* SOURCE DOCUMENT
— BEGIN —

This did not take in scientific fields because they did their revolution early XXth century. And while postmodern critics were right, their proposed solution (relativism and/or nihilism) weren't. Everybody now knows that when you have a valid critic, your solution will likely be viewed as "more valid", even though this is absolutely untrue. That's probably what happened in social studies.

Also i follow subects in humanities (history and linguistic, and some consciousness philosophy) and those follow the same epistemological methods. Sadly you can only find the papers in academia and at least in France, know "historians" (TV historian) are not following those methods at all.

ps: The only postmodern i read was foucault, so everything i've said on postmordernist only apply to my understanding of him.

> The postmodernists worshipped Nietzsche; he was their lodestar.

> deconstruction is fine, but what are you adding?

This makes me think that Nietzsche would have despised post-modernism. As if they copied his method but not his intentions.

— END —

* PROBLEM SET
1. Do these statements agree with the comment on postmodernism above? (a) The writer has read Foucault and no other postmodernist. (b) The writer holds that the solution proposed by postmodern critics was right. (c) The writer suggests Nietzsche would have approved of postmodernism. Answer yes or no for each, quoting the words from the comment that decide it.
2. Can you write what comes next in the comment on postmodernism above, picking up right after its final sentence?

* MATERIAL PROVIDED
— BEGIN —

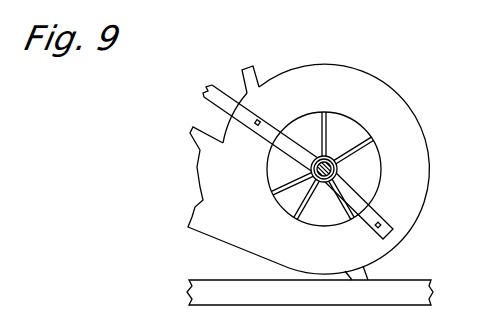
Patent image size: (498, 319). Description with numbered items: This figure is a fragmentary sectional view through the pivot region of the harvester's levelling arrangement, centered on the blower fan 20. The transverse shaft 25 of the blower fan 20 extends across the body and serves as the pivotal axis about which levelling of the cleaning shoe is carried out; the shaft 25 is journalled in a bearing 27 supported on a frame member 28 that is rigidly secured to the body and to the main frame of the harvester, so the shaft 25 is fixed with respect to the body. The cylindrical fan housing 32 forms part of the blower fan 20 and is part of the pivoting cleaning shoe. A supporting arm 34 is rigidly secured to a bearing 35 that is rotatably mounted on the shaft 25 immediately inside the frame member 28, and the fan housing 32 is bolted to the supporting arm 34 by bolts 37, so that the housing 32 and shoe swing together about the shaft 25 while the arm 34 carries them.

— END —

* OUTPUTS
1.
(a) Yes: "The only postmodern i read was foucault"
(b) No: "their proposed solution (relativism and/or nihilism) weren't"
(c) No: "Nietzsche would have despised post-modernism"

2.
> And yet...for all the obscurantism and obvious bullshit, the Sokal hoax and everything else—I came to the conclusion that the postmodernists touched something deeper than their critics, something which we have yet to reckon with.

This is something I deeply agree with. In my interpretation that central topic was essentially Nietzsche's "god is dead" and the following loss of center (both individually and collectively).

But then Jung's answer to those problems are superior in every sense, especially in the context of how to approach it from an individual perspective.

This was not the best written comment, but in many sense I have been significantly disappointed by post-modernism especially because I can see a lot of potential unrealized value in it.

> This makes me think that Nietzsche would have despised post-modernism. As if they copied his method but not his intentions.

Maybe yes, because Nietzsche's real interest was in a positive program. On the other hand, I feel like Nietzsche is more unpredictable and delicate than our image of him. He's quicksilver. If he had continued, he would have gone to unexpected places, so we can't really say.

Foucault in his final years was more interested in a positive program as well. There's a great article (discussed on HN in the past) about Foucault taking LSD in Death Valley with some LA friends, and changing his outlook as a result. Unfortunately he didn't live long enough to do more than leave pointers.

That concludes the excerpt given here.